_TASK PROMPT:_ Retype each entry below exactly as it stands.

[Extracted records]
+++
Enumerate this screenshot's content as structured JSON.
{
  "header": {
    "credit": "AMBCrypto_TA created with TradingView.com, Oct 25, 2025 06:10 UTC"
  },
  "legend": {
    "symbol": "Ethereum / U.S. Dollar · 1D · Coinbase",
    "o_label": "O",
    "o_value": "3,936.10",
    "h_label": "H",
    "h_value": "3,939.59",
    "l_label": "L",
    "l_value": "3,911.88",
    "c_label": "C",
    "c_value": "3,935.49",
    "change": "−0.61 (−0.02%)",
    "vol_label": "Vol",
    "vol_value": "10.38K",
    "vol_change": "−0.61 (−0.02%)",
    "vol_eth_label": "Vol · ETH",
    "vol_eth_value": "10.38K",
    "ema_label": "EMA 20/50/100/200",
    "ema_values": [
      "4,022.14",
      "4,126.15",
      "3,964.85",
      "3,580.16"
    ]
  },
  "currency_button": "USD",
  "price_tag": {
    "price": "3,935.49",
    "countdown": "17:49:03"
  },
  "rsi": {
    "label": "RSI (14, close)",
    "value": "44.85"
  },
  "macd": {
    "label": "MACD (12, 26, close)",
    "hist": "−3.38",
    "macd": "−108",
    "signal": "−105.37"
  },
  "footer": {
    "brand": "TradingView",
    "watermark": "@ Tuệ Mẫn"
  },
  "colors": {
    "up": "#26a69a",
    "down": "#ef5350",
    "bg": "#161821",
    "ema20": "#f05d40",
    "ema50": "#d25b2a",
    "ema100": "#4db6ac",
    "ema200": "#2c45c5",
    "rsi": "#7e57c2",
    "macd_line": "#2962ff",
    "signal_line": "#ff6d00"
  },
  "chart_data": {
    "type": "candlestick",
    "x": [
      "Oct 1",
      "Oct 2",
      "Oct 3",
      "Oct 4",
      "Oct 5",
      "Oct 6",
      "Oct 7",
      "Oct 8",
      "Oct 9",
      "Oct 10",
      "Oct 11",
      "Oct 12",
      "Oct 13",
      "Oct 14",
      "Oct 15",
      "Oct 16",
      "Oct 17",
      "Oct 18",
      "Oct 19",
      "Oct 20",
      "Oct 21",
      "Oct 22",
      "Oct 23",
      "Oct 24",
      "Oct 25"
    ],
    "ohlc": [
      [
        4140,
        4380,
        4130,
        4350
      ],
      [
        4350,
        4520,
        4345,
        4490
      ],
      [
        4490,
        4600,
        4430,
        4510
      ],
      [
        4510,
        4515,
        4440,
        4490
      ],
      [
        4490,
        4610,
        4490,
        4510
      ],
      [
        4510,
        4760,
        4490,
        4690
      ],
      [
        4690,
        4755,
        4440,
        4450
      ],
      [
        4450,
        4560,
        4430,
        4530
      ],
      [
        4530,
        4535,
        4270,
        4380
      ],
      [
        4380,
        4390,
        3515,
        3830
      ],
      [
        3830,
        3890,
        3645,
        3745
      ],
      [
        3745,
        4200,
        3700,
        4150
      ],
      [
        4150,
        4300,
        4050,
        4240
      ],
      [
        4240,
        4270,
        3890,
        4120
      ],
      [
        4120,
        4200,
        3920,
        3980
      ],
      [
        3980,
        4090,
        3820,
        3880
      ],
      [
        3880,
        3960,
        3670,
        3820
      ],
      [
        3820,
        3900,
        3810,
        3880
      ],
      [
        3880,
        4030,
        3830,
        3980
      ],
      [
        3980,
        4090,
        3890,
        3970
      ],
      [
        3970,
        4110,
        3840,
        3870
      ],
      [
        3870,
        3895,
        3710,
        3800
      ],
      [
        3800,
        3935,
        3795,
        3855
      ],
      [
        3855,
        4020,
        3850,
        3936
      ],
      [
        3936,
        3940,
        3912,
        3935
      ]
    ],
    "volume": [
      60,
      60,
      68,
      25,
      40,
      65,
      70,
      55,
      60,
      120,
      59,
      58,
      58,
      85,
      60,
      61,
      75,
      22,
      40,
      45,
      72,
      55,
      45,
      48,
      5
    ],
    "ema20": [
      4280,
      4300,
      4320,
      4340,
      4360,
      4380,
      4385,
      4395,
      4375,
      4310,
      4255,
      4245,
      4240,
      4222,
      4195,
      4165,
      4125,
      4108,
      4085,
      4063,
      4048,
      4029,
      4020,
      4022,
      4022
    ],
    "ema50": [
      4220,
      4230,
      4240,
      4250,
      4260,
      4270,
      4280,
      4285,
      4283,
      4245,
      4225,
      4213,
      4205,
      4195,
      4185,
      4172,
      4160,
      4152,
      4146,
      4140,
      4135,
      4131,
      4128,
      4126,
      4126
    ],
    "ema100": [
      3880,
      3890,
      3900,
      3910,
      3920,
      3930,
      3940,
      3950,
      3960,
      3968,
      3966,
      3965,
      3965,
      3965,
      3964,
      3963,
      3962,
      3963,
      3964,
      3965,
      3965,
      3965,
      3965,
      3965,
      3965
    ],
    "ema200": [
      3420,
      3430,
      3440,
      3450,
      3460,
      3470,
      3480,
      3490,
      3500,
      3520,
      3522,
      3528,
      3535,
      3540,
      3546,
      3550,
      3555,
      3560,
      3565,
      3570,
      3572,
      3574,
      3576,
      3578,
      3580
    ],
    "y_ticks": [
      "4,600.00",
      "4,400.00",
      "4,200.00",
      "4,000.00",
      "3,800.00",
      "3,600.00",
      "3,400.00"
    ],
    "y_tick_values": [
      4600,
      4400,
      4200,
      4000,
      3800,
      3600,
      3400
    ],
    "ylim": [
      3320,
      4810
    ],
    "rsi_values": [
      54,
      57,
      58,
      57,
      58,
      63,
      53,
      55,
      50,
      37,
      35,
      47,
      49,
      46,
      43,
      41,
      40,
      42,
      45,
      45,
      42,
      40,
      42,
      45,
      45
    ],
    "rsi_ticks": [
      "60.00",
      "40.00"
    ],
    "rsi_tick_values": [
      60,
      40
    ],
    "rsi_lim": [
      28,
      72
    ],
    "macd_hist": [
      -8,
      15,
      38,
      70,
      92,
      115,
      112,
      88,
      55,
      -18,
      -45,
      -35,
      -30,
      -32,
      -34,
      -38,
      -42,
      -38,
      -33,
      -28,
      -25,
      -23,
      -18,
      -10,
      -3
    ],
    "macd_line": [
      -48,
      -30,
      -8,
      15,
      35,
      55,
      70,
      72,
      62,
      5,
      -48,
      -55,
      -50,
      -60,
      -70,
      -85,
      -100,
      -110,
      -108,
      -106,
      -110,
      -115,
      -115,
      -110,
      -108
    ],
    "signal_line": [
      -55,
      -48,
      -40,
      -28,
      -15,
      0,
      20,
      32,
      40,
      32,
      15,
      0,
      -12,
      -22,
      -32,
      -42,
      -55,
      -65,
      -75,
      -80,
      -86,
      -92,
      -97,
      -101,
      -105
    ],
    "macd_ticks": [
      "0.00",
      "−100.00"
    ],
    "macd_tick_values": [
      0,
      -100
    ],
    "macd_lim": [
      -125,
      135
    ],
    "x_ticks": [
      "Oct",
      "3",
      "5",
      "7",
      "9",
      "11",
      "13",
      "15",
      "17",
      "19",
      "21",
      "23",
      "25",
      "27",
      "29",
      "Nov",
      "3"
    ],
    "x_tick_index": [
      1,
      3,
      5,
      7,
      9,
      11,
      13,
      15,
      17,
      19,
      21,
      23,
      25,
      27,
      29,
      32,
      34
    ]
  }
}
+++
_TASK RESULT:_
Enumerate this screenshot's content as structured JSON.
{
  "header": {
    "credit": "AMBCrypto_TA created with TradingView.com, Oct 25, 2025 06:10 UTC"
  },
  "legend": {
    "symbol": "Ethereum / U.S. Dollar · 1D · Coinbase",
    "o_label": "O",
    "o_value": "3,936.10",
    "h_label": "H",
    "h_value": "3,939.59",
    "l_label": "L",
    "l_value": "3,911.88",
    "c_label": "C",
    "c_value": "3,935.49",
    "change": "−0.61 (−0.02%)",
    "vol_label": "Vol",
    "vol_value": "10.38K",
    "vol_change": "−0.61 (−0.02%)",
    "vol_eth_label": "Vol · ETH",
    "vol_eth_value": "10.38K",
    "ema_label": "EMA 20/50/100/200",
    "ema_values": [
      "4,022.14",
      "4,126.15",
      "3,964.85",
      "3,580.16"
    ]
  },
  "currency_button": "USD",
  "price_tag": {
    "price": "3,935.49",
    "countdown": "17:49:03"
  },
  "rsi": {
    "label": "RSI (14, close)",
    "value": "44.85"
  },
  "macd": {
    "label": "MACD (12, 26, close)",
    "hist": "−3.38",
    "macd": "−108",
    "signal": "−105.37"
  },
  "footer": {
    "brand": "TradingView",
    "watermark": "@ Tuệ Mẫn"
  },
  "colors": {
    "up": "#26a69a",
    "down": "#ef5350",
    "bg": "#161821",
    "ema20": "#f05d40",
    "ema50": "#d25b2a",
    "ema100": "#4db6ac",
    "ema200": "#2c45c5",
    "rsi": "#7e57c2",
    "macd_line": "#2962ff",
    "signal_line": "#ff6d00"
  },
  "chart_data": {
    "type": "candlestick",
    "x": [
      "Oct 1",
      "Oct 2",
      "Oct 3",
      "Oct 4",
      "Oct 5",
      "Oct 6",
      "Oct 7",
      "Oct 8",
      "Oct 9",
      "Oct 10",
      "Oct 11",
      "Oct 12",
      "Oct 13",
      "Oct 14",
      "Oct 15",
      "Oct 16",
      "Oct 17",
      "Oct 18",
      "Oct 19",
      "Oct 20",
      "Oct 21",
      "Oct 22",
      "Oct 23",
      "Oct 24",
      "Oct 25"
    ],
    "ohlc": [
      [
        4140,
        4380,
        4130,
        4350
      ],
      [
        4350,
        4520,
        4345,
        4490
      ],
      [
        4490,
        4600,
        4430,
        4510
      ],
      [
        4510,
        4515,
        4440,
        4490
      ],
      [
        4490,
        4610,
        4490,
        4510
      ],
      [
        4510,
        4760,
        4490,
        4690
      ],
      [
        4690,
        4755,
        4440,
        4450
      ],
      [
        4450,
        4560,
        4430,
        4530
      ],
      [
        4530,
        4535,
        4270,
        4380
      ],
      [
        4380,
        4390,
        3515,
        3830
      ],
      [
        3830,
        3890,
        3645,
        3745
      ],
      [
        3745,
        4200,
        3700,
        4150
      ],
      [
        4150,
        4300,
        4050,
        4240
      ],
      [
        4240,
        4270,
        3890,
        4120
      ],
      [
        4120,
        4200,
        3920,
        3980
      ],
      [
        3980,
        4090,
        3820,
        3880
      ],
      [
        3880,
        3960,
        3670,
        3820
      ],
      [
        3820,
        3900,
        3810,
        3880
      ],
      [
        3880,
        4030,
        3830,
        3980
      ],
      [
        3980,
        4090,
        3890,
        3970
      ],
      [
        3970,
        4110,
        3840,
        3870
      ],
      [
        3870,
        3895,
        3710,
        3800
      ],
      [
        3800,
        3935,
        3795,
        3855
      ],
      [
        3855,
        4020,
        3850,
        3936
      ],
      [
        3936,
        3940,
        3912,
        3935
      ]
    ],
    "volume": [
      60,
      60,
      68,
      25,
      40,
      65,
      70,
      55,
      60,
      120,
      59,
      58,
      58,
      85,
      60,
      61,
      75,
      22,
      40,
      45,
      72,
      55,
      45,
      48,
      5
    ],
    "ema20": [
      4280,
      4300,
      4320,
      4340,
      4360,
      4380,
      4385,
      4395,
      4375,
      4310,
      4255,
      4245,
      4240,
      4222,
      4195,
      4165,
      4125,
      4108,
      4085,
      4063,
      4048,
      4029,
      4020,
      4022,
      4022
    ],
    "ema50": [
      4220,
      4230,
      4240,
      4250,
      4260,
      4270,
      4280,
      4285,
      4283,
      4245,
      4225,
      4213,
      4205,
      4195,
      4185,
      4172,
      4160,
      4152,
      4146,
      4140,
      4135,
      4131,
      4128,
      4126,
      4126
    ],
    "ema100": [
      3880,
      3890,
      3900,
      3910,
      3920,
      3930,
      3940,
      3950,
      3960,
      3968,
      3966,
      3965,
      3965,
      3965,
      3964,
      3963,
      3962,
      3963,
      3964,
      3965,
      3965,
      3965,
      3965,
      3965,
      3965
    ],
    "ema200": [
      3420,
      3430,
      3440,
      3450,
      3460,
      3470,
      3480,
      3490,
      3500,
      3520,
      3522,
      3528,
      3535,
      3540,
      3546,
      3550,
      3555,
      3560,
      3565,
      3570,
      3572,
      3574,
      3576,
      3578,
      3580
    ],
    "y_ticks": [
      "4,600.00",
      "4,400.00",
      "4,200.00",
      "4,000.00",
      "3,800.00",
      "3,600.00",
      "3,400.00"
    ],
    "y_tick_values": [
      4600,
      4400,
      4200,
      4000,
      3800,
      3600,
      3400
    ],
    "ylim": [
      3320,
      4810
    ],
    "rsi_values": [
      54,
      57,
      58,
      57,
      58,
      63,
      53,
      55,
      50,
      37,
      35,
      47,
      49,
      46,
      43,
      41,
      40,
      42,
      45,
      45,
      42,
      40,
      42,
      45,
      45
    ],
    "rsi_ticks": [
      "60.00",
      "40.00"
    ],
    "rsi_tick_values": [
      60,
      40
    ],
    "rsi_lim": [
      28,
      72
    ],
    "macd_hist": [
      -8,
      15,
      38,
      70,
      92,
      115,
      112,
      88,
      55,
      -18,
      -45,
      -35,
      -30,
      -32,
      -34,
      -38,
      -42,
      -38,
      -33,
      -28,
      -25,
      -23,
      -18,
      -10,
      -3
    ],
    "macd_line": [
      -48,
      -30,
      -8,
      15,
      35,
      55,
      70,
      72,
      62,
      5,
      -48,
      -55,
      -50,
      -60,
      -70,
      -85,
      -100,
      -110,
      -108,
      -106,
      -110,
      -115,
      -115,
      -110,
      -108
    ],
    "signal_line": [
      -55,
      -48,
      -40,
      -28,
      -15,
      0,
      20,
      32,
      40,
      32,
      15,
      0,
      -12,
      -22,
      -32,
      -42,
      -55,
      -65,
      -75,
      -80,
      -86,
      -92,
      -97,
      -101,
      -105
    ],
    "macd_ticks": [
      "0.00",
      "−100.00"
    ],
    "macd_tick_values": [
      0,
      -100
    ],
    "macd_lim": [
      -125,
      135
    ],
    "x_ticks": [
      "Oct",
      "3",
      "5",
      "7",
      "9",
      "11",
      "13",
      "15",
      "17",
      "19",
      "21",
      "23",
      "25",
      "27",
      "29",
      "Nov",
      "3"
    ],
    "x_tick_index": [
      1,
      3,
      5,
      7,
      9,
      11,
      13,
      15,
      17,
      19,
      21,
      23,
      25,
      27,
      29,
      32,
      34
    ]
  }
}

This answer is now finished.